**Stored data**

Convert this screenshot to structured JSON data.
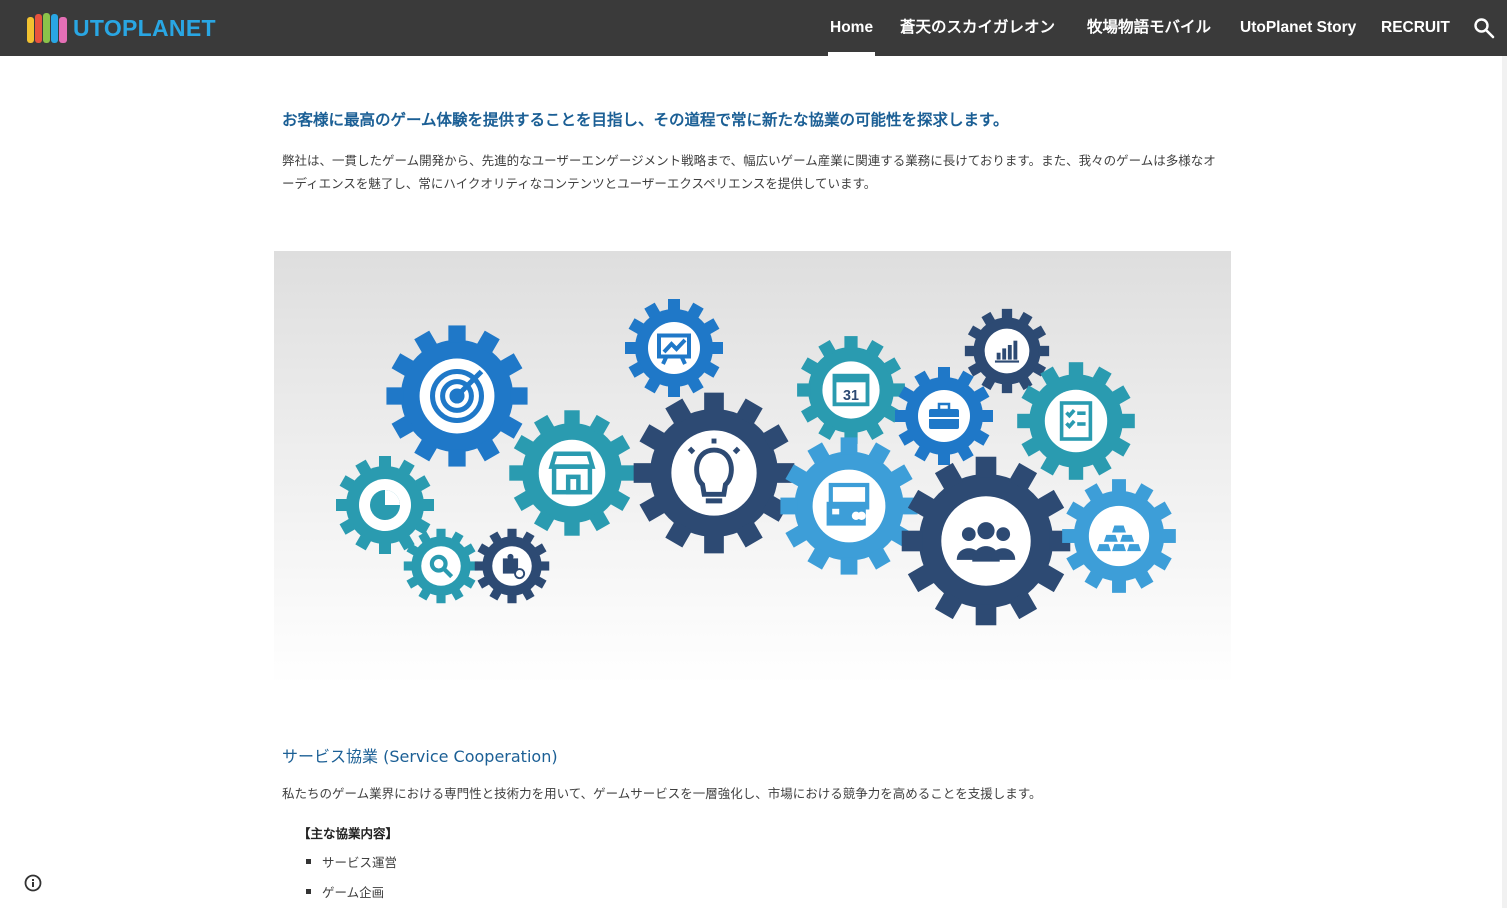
{
  "header": {
    "logo_text": "UTOPLANET",
    "nav": [
      {
        "label": "Home",
        "active": true
      },
      {
        "label": "蒼天のスカイガレオン",
        "active": false
      },
      {
        "label": "牧場物語モバイル",
        "active": false
      },
      {
        "label": "UtoPlanet Story",
        "active": false
      },
      {
        "label": "RECRUIT",
        "active": false
      }
    ],
    "search_icon": "search-icon"
  },
  "intro": {
    "heading": "お客様に最高のゲーム体験を提供することを目指し、その道程で常に新たな協業の可能性を探求します。",
    "paragraph": "弊社は、一貫したゲーム開発から、先進的なユーザーエンゲージメント戦略まで、幅広いゲーム産業に関連する業務に長けております。また、我々のゲームは多様なオーディエンスを魅了し、常にハイクオリティなコンテンツとユーザーエクスペリエンスを提供しています。"
  },
  "hero_image": {
    "icons": [
      "target-icon",
      "presentation-icon",
      "store-icon",
      "lightbulb-icon",
      "pie-chart-icon",
      "magnifier-icon",
      "puzzle-icon",
      "calendar-icon",
      "briefcase-icon",
      "bar-chart-icon",
      "checklist-icon",
      "credit-card-icon",
      "team-icon",
      "gold-bars-icon"
    ],
    "calendar_day": "31",
    "colors": {
      "dark": "#2d4a73",
      "blue": "#1f78c8",
      "teal": "#2a9bb0",
      "light": "#3d9ed8"
    }
  },
  "service": {
    "heading": "サービス協業 (Service Cooperation)",
    "paragraph": "私たちのゲーム業界における専門性と技術力を用いて、ゲームサービスを一層強化し、市場における競争力を高めることを支援します。",
    "list_title": "【主な協業内容】",
    "items": [
      "サービス運営",
      "ゲーム企画"
    ]
  },
  "colors": {
    "header_bg": "#3a3a3a",
    "heading": "#1b5f95",
    "logo": "#29a6e3",
    "text": "#404040"
  }
}
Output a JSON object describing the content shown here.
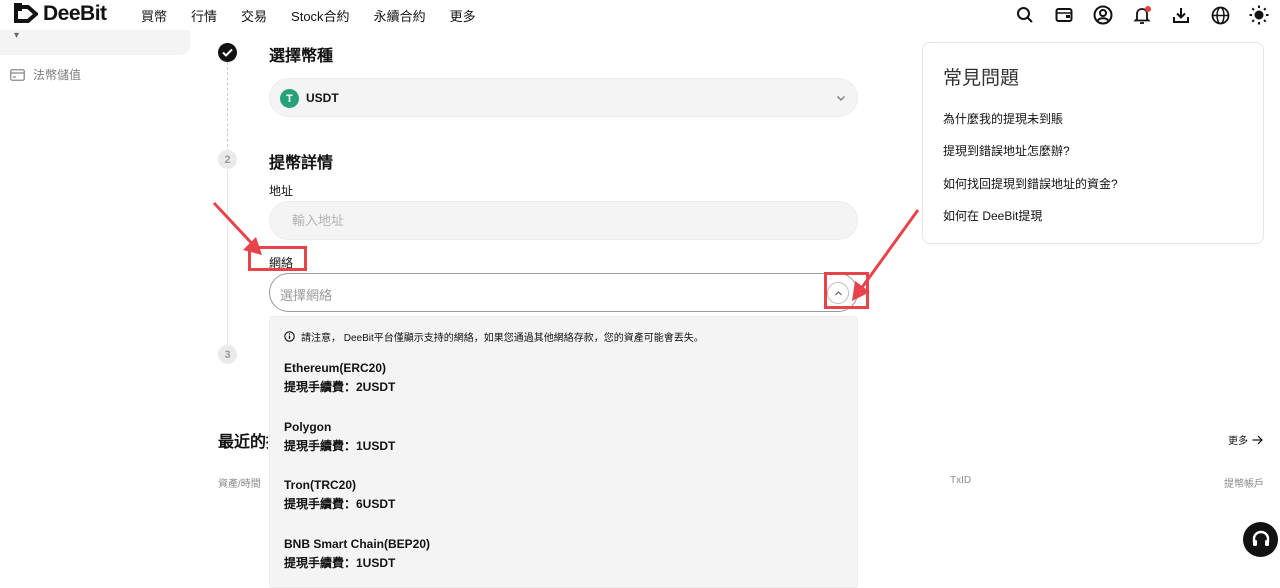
{
  "brand": {
    "name": "DeeBit"
  },
  "nav": {
    "items": [
      "買幣",
      "行情",
      "交易",
      "Stock合約",
      "永續合約",
      "更多"
    ]
  },
  "header_icons": [
    "search-icon",
    "wallet-icon",
    "user-icon",
    "bell-icon",
    "download-icon",
    "globe-icon",
    "theme-sun-icon"
  ],
  "sidebar": {
    "items": [
      {
        "label": "法幣儲值",
        "icon": "card-icon"
      }
    ]
  },
  "steps": {
    "step1": {
      "title": "選擇幣種",
      "status": "done"
    },
    "step2": {
      "number": "2",
      "title": "提幣詳情"
    },
    "step3": {
      "number": "3"
    }
  },
  "coin": {
    "selected": "USDT",
    "icon_letter": "T"
  },
  "address": {
    "label": "地址",
    "placeholder": "輸入地址"
  },
  "network": {
    "label": "網絡",
    "placeholder": "選擇網絡",
    "notice": "請注意， DeeBit平台僅顯示支持的網絡，如果您通過其他網絡存款，您的資產可能會丟失。",
    "options": [
      {
        "name": "Ethereum(ERC20)",
        "fee": "提現手續費：2USDT"
      },
      {
        "name": "Polygon",
        "fee": "提現手續費：1USDT"
      },
      {
        "name": "Tron(TRC20)",
        "fee": "提現手續費：6USDT"
      },
      {
        "name": "BNB Smart Chain(BEP20)",
        "fee": "提現手續費：1USDT"
      }
    ]
  },
  "recent": {
    "title": "最近的提",
    "more": "更多",
    "columns": {
      "asset_time": "資產/時間",
      "txid": "TxID",
      "account": "提幣帳戶"
    }
  },
  "faq": {
    "title": "常見問題",
    "questions": [
      "為什麼我的提現未到賬",
      "提現到錯誤地址怎麼辦?",
      "如何找回提現到錯誤地址的資金?",
      "如何在 DeeBit提現"
    ]
  },
  "colors": {
    "annotation": "#e8434a",
    "usdt": "#26a17b",
    "notification": "#e7413c"
  }
}
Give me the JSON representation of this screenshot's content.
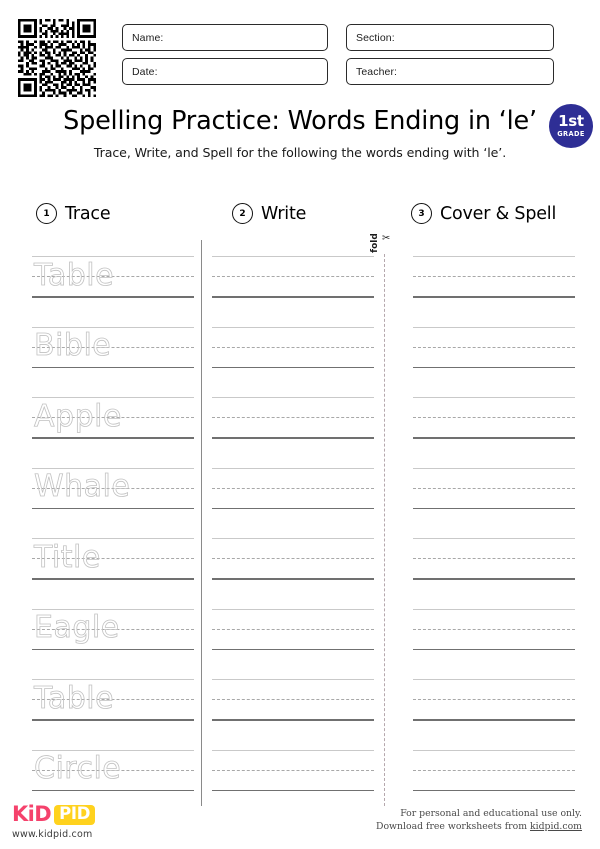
{
  "header": {
    "qr_icon": "qr-code",
    "fields": [
      {
        "label": "Name:",
        "value": ""
      },
      {
        "label": "Section:",
        "value": ""
      },
      {
        "label": "Date:",
        "value": ""
      },
      {
        "label": "Teacher:",
        "value": ""
      }
    ]
  },
  "title": {
    "heading": "Spelling Practice: Words Ending in ‘le’",
    "subheading": "Trace, Write, and Spell for the following the words ending with ‘le’.",
    "badge_top": "1st",
    "badge_bottom": "GRADE",
    "badge_color": "#2e2e95"
  },
  "columns": [
    {
      "number": "1",
      "label": "Trace"
    },
    {
      "number": "2",
      "label": "Write"
    },
    {
      "number": "3",
      "label": "Cover & Spell"
    }
  ],
  "fold": {
    "label": "fold",
    "scissors_icon": "scissors-icon"
  },
  "words": [
    "Table",
    "Bible",
    "Apple",
    "Whale",
    "Title",
    "Eagle",
    "Table",
    "Circle"
  ],
  "footer": {
    "logo_kid": "KiD",
    "logo_pid": "PID",
    "logo_url": "www.kidpid.com",
    "legal_line1": "For personal and educational use only.",
    "legal_line2_prefix": "Download free worksheets from ",
    "legal_link": "kidpid.com"
  }
}
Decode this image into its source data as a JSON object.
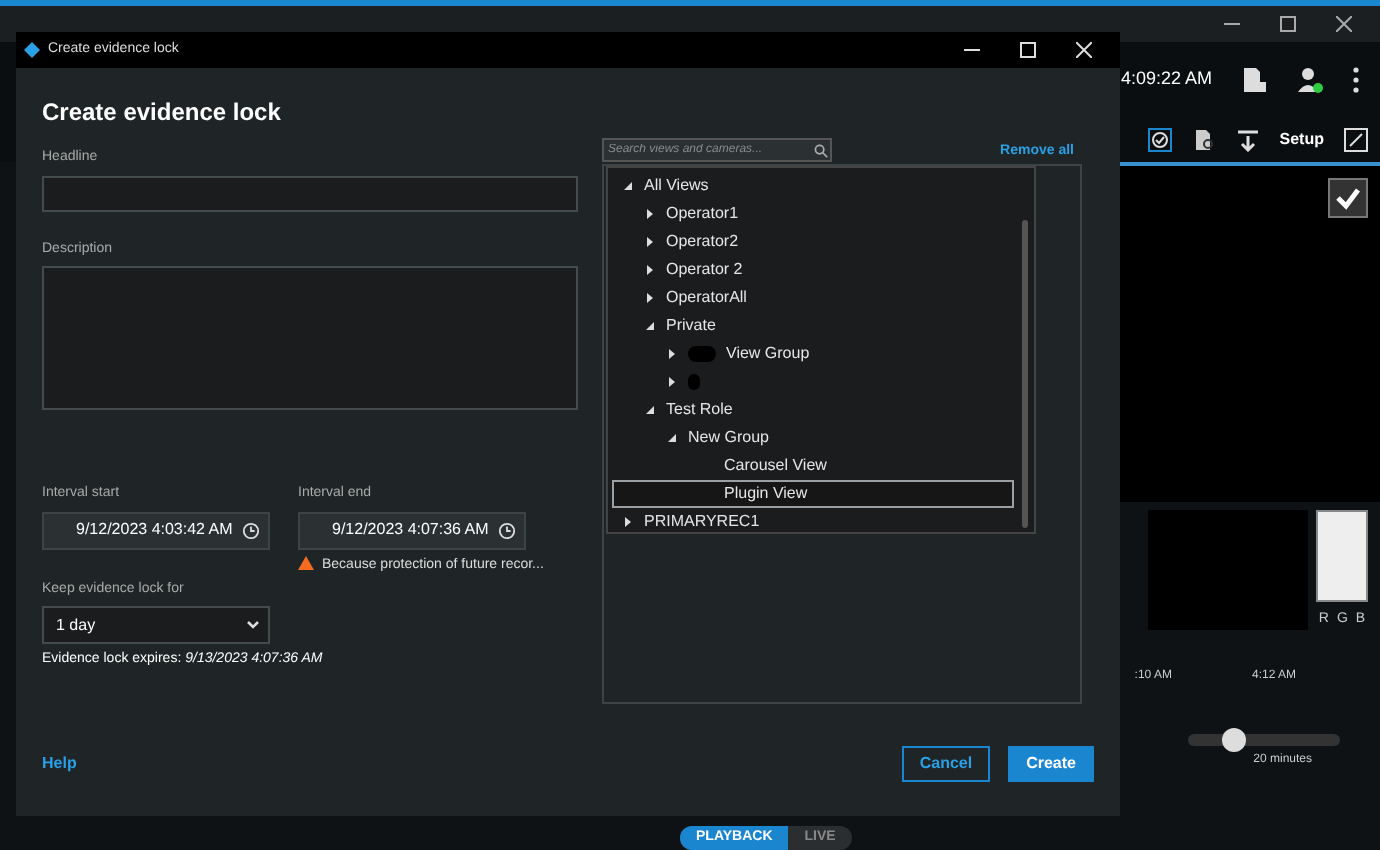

**Task details**
Extract the full listing exactly, with the pictures left out.

**Written solution**
Convert this screenshot to structured JSON data.
{
  "header": {
    "logo_text": "UTOPLANET",
    "nav": [
      {
        "label": "Home",
        "active": true
      },
      {
        "label": "蒼天のスカイガレオン",
        "active": false
      },
      {
        "label": "牧場物語モバイル",
        "active": false
      },
      {
        "label": "UtoPlanet Story",
        "active": false
      },
      {
        "label": "RECRUIT",
        "active": false
      }
    ],
    "search_icon": "search-icon"
  },
  "intro": {
    "heading": "お客様に最高のゲーム体験を提供することを目指し、その道程で常に新たな協業の可能性を探求します。",
    "paragraph": "弊社は、一貫したゲーム開発から、先進的なユーザーエンゲージメント戦略まで、幅広いゲーム産業に関連する業務に長けております。また、我々のゲームは多様なオーディエンスを魅了し、常にハイクオリティなコンテンツとユーザーエクスペリエンスを提供しています。"
  },
  "hero_image": {
    "icons": [
      "target-icon",
      "presentation-icon",
      "store-icon",
      "lightbulb-icon",
      "pie-chart-icon",
      "magnifier-icon",
      "puzzle-icon",
      "calendar-icon",
      "briefcase-icon",
      "bar-chart-icon",
      "checklist-icon",
      "credit-card-icon",
      "team-icon",
      "gold-bars-icon"
    ],
    "calendar_day": "31",
    "colors": {
      "dark": "#2d4a73",
      "blue": "#1f78c8",
      "teal": "#2a9bb0",
      "light": "#3d9ed8"
    }
  },
  "service": {
    "heading": "サービス協業 (Service Cooperation)",
    "paragraph": "私たちのゲーム業界における専門性と技術力を用いて、ゲームサービスを一層強化し、市場における競争力を高めることを支援します。",
    "list_title": "【主な協業内容】",
    "items": [
      "サービス運営",
      "ゲーム企画"
    ]
  },
  "colors": {
    "header_bg": "#3a3a3a",
    "heading": "#1b5f95",
    "logo": "#29a6e3",
    "text": "#404040"
  }
}
Output a JSON object describing the content shown here.
{
  "brand": {
    "name": "DeeBit"
  },
  "nav": {
    "items": [
      "買幣",
      "行情",
      "交易",
      "Stock合約",
      "永續合約",
      "更多"
    ]
  },
  "header_icons": [
    "search-icon",
    "wallet-icon",
    "user-icon",
    "bell-icon",
    "download-icon",
    "globe-icon",
    "theme-sun-icon"
  ],
  "sidebar": {
    "items": [
      {
        "label": "法幣儲值",
        "icon": "card-icon"
      }
    ]
  },
  "steps": {
    "step1": {
      "title": "選擇幣種",
      "status": "done"
    },
    "step2": {
      "number": "2",
      "title": "提幣詳情"
    },
    "step3": {
      "number": "3"
    }
  },
  "coin": {
    "selected": "USDT",
    "icon_letter": "T"
  },
  "address": {
    "label": "地址",
    "placeholder": "輸入地址"
  },
  "network": {
    "label": "網絡",
    "placeholder": "選擇網絡",
    "notice": "請注意， DeeBit平台僅顯示支持的網絡，如果您通過其他網絡存款，您的資產可能會丟失。",
    "options": [
      {
        "name": "Ethereum(ERC20)",
        "fee": "提現手續費：2USDT"
      },
      {
        "name": "Polygon",
        "fee": "提現手續費：1USDT"
      },
      {
        "name": "Tron(TRC20)",
        "fee": "提現手續費：6USDT"
      },
      {
        "name": "BNB Smart Chain(BEP20)",
        "fee": "提現手續費：1USDT"
      }
    ]
  },
  "recent": {
    "title": "最近的提",
    "more": "更多",
    "columns": {
      "asset_time": "資產/時間",
      "txid": "TxID",
      "account": "提幣帳戶"
    }
  },
  "faq": {
    "title": "常見問題",
    "questions": [
      "為什麼我的提現未到賬",
      "提現到錯誤地址怎麼辦?",
      "如何找回提現到錯誤地址的資金?",
      "如何在 DeeBit提現"
    ]
  },
  "colors": {
    "annotation": "#e8434a",
    "usdt": "#26a17b",
    "notification": "#e7413c"
  }
}
Give me the JSON representation of this screenshot's content.
{
  "header": {
    "qr_icon": "qr-code",
    "fields": [
      {
        "label": "Name:",
        "value": ""
      },
      {
        "label": "Section:",
        "value": ""
      },
      {
        "label": "Date:",
        "value": ""
      },
      {
        "label": "Teacher:",
        "value": ""
      }
    ]
  },
  "title": {
    "heading": "Spelling Practice: Words Ending in ‘le’",
    "subheading": "Trace, Write, and Spell for the following the words ending with ‘le’.",
    "badge_top": "1st",
    "badge_bottom": "GRADE",
    "badge_color": "#2e2e95"
  },
  "columns": [
    {
      "number": "1",
      "label": "Trace"
    },
    {
      "number": "2",
      "label": "Write"
    },
    {
      "number": "3",
      "label": "Cover & Spell"
    }
  ],
  "fold": {
    "label": "fold",
    "scissors_icon": "scissors-icon"
  },
  "words": [
    "Table",
    "Bible",
    "Apple",
    "Whale",
    "Title",
    "Eagle",
    "Table",
    "Circle"
  ],
  "footer": {
    "logo_kid": "KiD",
    "logo_pid": "PID",
    "logo_url": "www.kidpid.com",
    "legal_line1": "For personal and educational use only.",
    "legal_line2_prefix": "Download free worksheets from ",
    "legal_link": "kidpid.com"
  }
}
Decode this image into its source data as a JSON object.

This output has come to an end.